* [TASK BRIEF]
Transcribe the entries below exactly.

* [DATA SHOWN]
• • • • •

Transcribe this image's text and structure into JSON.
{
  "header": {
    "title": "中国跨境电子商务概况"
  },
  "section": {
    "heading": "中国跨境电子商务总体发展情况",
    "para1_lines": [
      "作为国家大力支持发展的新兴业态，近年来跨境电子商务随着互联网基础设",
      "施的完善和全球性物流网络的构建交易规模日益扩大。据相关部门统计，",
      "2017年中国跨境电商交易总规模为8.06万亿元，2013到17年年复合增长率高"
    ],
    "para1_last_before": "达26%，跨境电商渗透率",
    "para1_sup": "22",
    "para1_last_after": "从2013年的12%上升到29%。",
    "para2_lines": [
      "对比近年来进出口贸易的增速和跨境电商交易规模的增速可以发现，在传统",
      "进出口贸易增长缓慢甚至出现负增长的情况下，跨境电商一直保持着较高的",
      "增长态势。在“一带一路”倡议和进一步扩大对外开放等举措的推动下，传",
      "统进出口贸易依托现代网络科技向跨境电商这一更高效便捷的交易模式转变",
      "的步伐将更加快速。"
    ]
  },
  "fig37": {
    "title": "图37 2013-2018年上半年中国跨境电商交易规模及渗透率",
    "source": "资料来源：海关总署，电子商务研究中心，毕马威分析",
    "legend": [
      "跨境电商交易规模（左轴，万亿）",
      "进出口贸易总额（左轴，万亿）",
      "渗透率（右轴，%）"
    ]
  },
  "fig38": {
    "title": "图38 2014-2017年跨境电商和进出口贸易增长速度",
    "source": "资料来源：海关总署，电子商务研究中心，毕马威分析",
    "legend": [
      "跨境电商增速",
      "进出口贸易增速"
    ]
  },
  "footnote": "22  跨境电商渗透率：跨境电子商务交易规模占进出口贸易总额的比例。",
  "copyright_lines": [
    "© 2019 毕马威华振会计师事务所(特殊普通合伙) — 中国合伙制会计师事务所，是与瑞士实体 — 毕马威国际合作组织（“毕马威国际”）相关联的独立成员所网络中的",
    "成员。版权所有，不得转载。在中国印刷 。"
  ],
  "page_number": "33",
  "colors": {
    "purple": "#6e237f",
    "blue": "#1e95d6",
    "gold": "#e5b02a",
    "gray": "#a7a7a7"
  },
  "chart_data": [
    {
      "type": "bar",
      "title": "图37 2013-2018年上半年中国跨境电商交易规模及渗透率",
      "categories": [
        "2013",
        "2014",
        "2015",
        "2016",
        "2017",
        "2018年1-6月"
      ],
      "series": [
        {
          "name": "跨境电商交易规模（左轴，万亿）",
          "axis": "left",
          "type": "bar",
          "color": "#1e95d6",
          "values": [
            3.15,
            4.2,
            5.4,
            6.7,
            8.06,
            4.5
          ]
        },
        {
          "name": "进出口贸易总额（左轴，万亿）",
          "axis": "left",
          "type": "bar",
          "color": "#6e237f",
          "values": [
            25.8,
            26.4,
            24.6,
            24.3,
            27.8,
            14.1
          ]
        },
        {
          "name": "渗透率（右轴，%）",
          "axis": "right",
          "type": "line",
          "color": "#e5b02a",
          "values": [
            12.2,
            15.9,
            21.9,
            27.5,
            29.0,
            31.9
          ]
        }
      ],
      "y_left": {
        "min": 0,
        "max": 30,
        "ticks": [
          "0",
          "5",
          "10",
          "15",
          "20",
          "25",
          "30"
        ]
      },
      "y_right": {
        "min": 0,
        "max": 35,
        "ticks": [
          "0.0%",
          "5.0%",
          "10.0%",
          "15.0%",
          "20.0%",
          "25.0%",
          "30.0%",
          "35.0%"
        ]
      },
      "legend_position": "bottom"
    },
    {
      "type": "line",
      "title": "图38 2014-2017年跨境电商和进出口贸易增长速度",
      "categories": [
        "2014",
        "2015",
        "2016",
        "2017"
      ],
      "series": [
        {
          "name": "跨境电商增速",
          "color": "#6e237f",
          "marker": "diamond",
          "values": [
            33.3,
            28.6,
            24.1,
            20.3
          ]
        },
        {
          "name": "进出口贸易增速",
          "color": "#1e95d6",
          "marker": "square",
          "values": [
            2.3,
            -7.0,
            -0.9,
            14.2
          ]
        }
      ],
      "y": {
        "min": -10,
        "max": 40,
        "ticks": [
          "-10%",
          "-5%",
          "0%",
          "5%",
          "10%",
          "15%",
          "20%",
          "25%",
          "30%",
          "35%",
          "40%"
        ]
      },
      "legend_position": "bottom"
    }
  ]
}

• • • • •

* [RIGHT ANSWER]
Transcribe this image's text and structure into JSON.
{
  "header": {
    "title": "中国跨境电子商务概况"
  },
  "section": {
    "heading": "中国跨境电子商务总体发展情况",
    "para1_lines": [
      "作为国家大力支持发展的新兴业态，近年来跨境电子商务随着互联网基础设",
      "施的完善和全球性物流网络的构建交易规模日益扩大。据相关部门统计，",
      "2017年中国跨境电商交易总规模为8.06万亿元，2013到17年年复合增长率高"
    ],
    "para1_last_before": "达26%，跨境电商渗透率",
    "para1_sup": "22",
    "para1_last_after": "从2013年的12%上升到29%。",
    "para2_lines": [
      "对比近年来进出口贸易的增速和跨境电商交易规模的增速可以发现，在传统",
      "进出口贸易增长缓慢甚至出现负增长的情况下，跨境电商一直保持着较高的",
      "增长态势。在“一带一路”倡议和进一步扩大对外开放等举措的推动下，传",
      "统进出口贸易依托现代网络科技向跨境电商这一更高效便捷的交易模式转变",
      "的步伐将更加快速。"
    ]
  },
  "fig37": {
    "title": "图37 2013-2018年上半年中国跨境电商交易规模及渗透率",
    "source": "资料来源：海关总署，电子商务研究中心，毕马威分析",
    "legend": [
      "跨境电商交易规模（左轴，万亿）",
      "进出口贸易总额（左轴，万亿）",
      "渗透率（右轴，%）"
    ]
  },
  "fig38": {
    "title": "图38 2014-2017年跨境电商和进出口贸易增长速度",
    "source": "资料来源：海关总署，电子商务研究中心，毕马威分析",
    "legend": [
      "跨境电商增速",
      "进出口贸易增速"
    ]
  },
  "footnote": "22  跨境电商渗透率：跨境电子商务交易规模占进出口贸易总额的比例。",
  "copyright_lines": [
    "© 2019 毕马威华振会计师事务所(特殊普通合伙) — 中国合伙制会计师事务所，是与瑞士实体 — 毕马威国际合作组织（“毕马威国际”）相关联的独立成员所网络中的",
    "成员。版权所有，不得转载。在中国印刷 。"
  ],
  "page_number": "33",
  "colors": {
    "purple": "#6e237f",
    "blue": "#1e95d6",
    "gold": "#e5b02a",
    "gray": "#a7a7a7"
  },
  "chart_data": [
    {
      "type": "bar",
      "title": "图37 2013-2018年上半年中国跨境电商交易规模及渗透率",
      "categories": [
        "2013",
        "2014",
        "2015",
        "2016",
        "2017",
        "2018年1-6月"
      ],
      "series": [
        {
          "name": "跨境电商交易规模（左轴，万亿）",
          "axis": "left",
          "type": "bar",
          "color": "#1e95d6",
          "values": [
            3.15,
            4.2,
            5.4,
            6.7,
            8.06,
            4.5
          ]
        },
        {
          "name": "进出口贸易总额（左轴，万亿）",
          "axis": "left",
          "type": "bar",
          "color": "#6e237f",
          "values": [
            25.8,
            26.4,
            24.6,
            24.3,
            27.8,
            14.1
          ]
        },
        {
          "name": "渗透率（右轴，%）",
          "axis": "right",
          "type": "line",
          "color": "#e5b02a",
          "values": [
            12.2,
            15.9,
            21.9,
            27.5,
            29.0,
            31.9
          ]
        }
      ],
      "y_left": {
        "min": 0,
        "max": 30,
        "ticks": [
          "0",
          "5",
          "10",
          "15",
          "20",
          "25",
          "30"
        ]
      },
      "y_right": {
        "min": 0,
        "max": 35,
        "ticks": [
          "0.0%",
          "5.0%",
          "10.0%",
          "15.0%",
          "20.0%",
          "25.0%",
          "30.0%",
          "35.0%"
        ]
      },
      "legend_position": "bottom"
    },
    {
      "type": "line",
      "title": "图38 2014-2017年跨境电商和进出口贸易增长速度",
      "categories": [
        "2014",
        "2015",
        "2016",
        "2017"
      ],
      "series": [
        {
          "name": "跨境电商增速",
          "color": "#6e237f",
          "marker": "diamond",
          "values": [
            33.3,
            28.6,
            24.1,
            20.3
          ]
        },
        {
          "name": "进出口贸易增速",
          "color": "#1e95d6",
          "marker": "square",
          "values": [
            2.3,
            -7.0,
            -0.9,
            14.2
          ]
        }
      ],
      "y": {
        "min": -10,
        "max": 40,
        "ticks": [
          "-10%",
          "-5%",
          "0%",
          "5%",
          "10%",
          "15%",
          "20%",
          "25%",
          "30%",
          "35%",
          "40%"
        ]
      },
      "legend_position": "bottom"
    }
  ]
}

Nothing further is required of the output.